### GIVEN RECORDS
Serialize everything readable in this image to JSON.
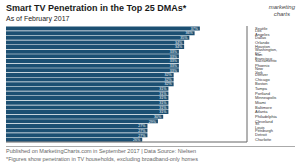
{
  "chart_data": {
    "type": "bar",
    "orientation": "horizontal",
    "title": "Smart TV Penetration in the Top 25 DMAs*",
    "subtitle": "As of February 2017",
    "annotations": [
      "Published on MarketingCharts.com in September 2017 | Data Source: Nielsen",
      "*Figures show penetration in TV households, excluding broadband-only homes",
      "marketing",
      "charts"
    ],
    "categories": [
      "Seattle",
      "Los Angeles",
      "Dallas",
      "Orlando",
      "Houston",
      "Washington, DC",
      "San Francisco",
      "Sacramento",
      "Phoenix",
      "New York",
      "Denver",
      "Chicago",
      "Boston",
      "Tampa",
      "Portland",
      "Minneapolis",
      "Miami",
      "Baltimore",
      "Atlanta",
      "Philadelphia",
      "Cleveland",
      "St. Louis",
      "Pittsburgh",
      "Detroit",
      "Charlotte"
    ],
    "values": [
      37,
      36,
      35,
      34,
      34,
      33,
      33,
      33,
      33,
      33,
      32,
      32,
      32,
      31,
      31,
      31,
      31,
      31,
      31,
      30,
      29,
      27,
      27,
      27,
      26
    ],
    "value_labels": [
      "37%",
      "36%",
      "35%",
      "34%",
      "34%",
      "33%",
      "33%",
      "33%",
      "33%",
      "33%",
      "32%",
      "32%",
      "32%",
      "31%",
      "31%",
      "31%",
      "31%",
      "31%",
      "31%",
      "30%",
      "29%",
      "27%",
      "27%",
      "27%",
      "26%"
    ],
    "color": "#1b4f72",
    "xlim": [
      0,
      46
    ],
    "data_labels": true,
    "tick_labels": "y",
    "grid": false
  }
}
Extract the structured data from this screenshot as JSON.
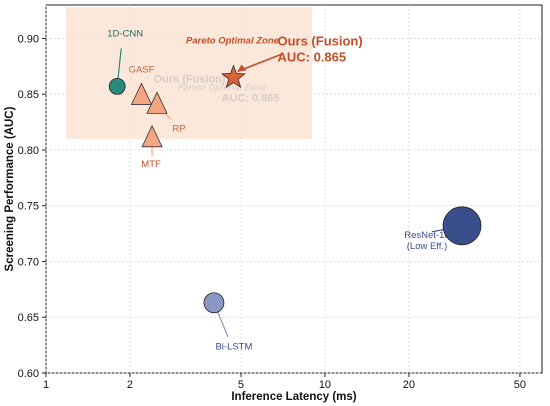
{
  "chart_data": {
    "type": "scatter",
    "title": "",
    "xlabel": "Inference Latency (ms)",
    "ylabel": "Screening Performance (AUC)",
    "xscale": "log",
    "xlim": [
      1,
      60
    ],
    "ylim": [
      0.6,
      0.93
    ],
    "xticks": [
      1,
      2,
      5,
      10,
      20,
      50
    ],
    "yticks": [
      0.6,
      0.65,
      0.7,
      0.75,
      0.8,
      0.85,
      0.9
    ],
    "grid": true,
    "zone": {
      "label": "Pareto Optimal Zone",
      "x_range": [
        1.18,
        9.0
      ],
      "y_range": [
        0.81,
        0.928
      ],
      "color": "#fbe5d6"
    },
    "points": [
      {
        "label": "1D-CNN",
        "x": 1.8,
        "y": 0.857,
        "marker": "circle",
        "size": "small",
        "color": "#2a8a7a"
      },
      {
        "label": "GASF",
        "x": 2.2,
        "y": 0.848,
        "marker": "triangle",
        "size": "small",
        "color": "#f4a582"
      },
      {
        "label": "RP",
        "x": 2.5,
        "y": 0.84,
        "marker": "triangle",
        "size": "small",
        "color": "#f4a582"
      },
      {
        "label": "MTF",
        "x": 2.4,
        "y": 0.81,
        "marker": "triangle",
        "size": "small",
        "color": "#f4a582"
      },
      {
        "label": "Ours (Fusion)",
        "x": 4.7,
        "y": 0.865,
        "marker": "star",
        "size": "small",
        "color": "#d9623b"
      },
      {
        "label": "Bi-LSTM",
        "x": 4.0,
        "y": 0.663,
        "marker": "circle",
        "size": "medium",
        "color": "#8a96c4"
      },
      {
        "label": "ResNet-18\n(Low Eff.)",
        "x": 31,
        "y": 0.732,
        "marker": "circle",
        "size": "large",
        "color": "#3b4e8c"
      }
    ],
    "annotation": {
      "label": "AUC: 0.865",
      "color": "#c0502a"
    }
  }
}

### PROMPT
In the records above, find each line that holds the word "JSON"; copy all such lines.

### ANSWER TO THE PROBLEM
Serialize everything readable in this image to JSON.
Extract the structured data from this screenshot as JSON.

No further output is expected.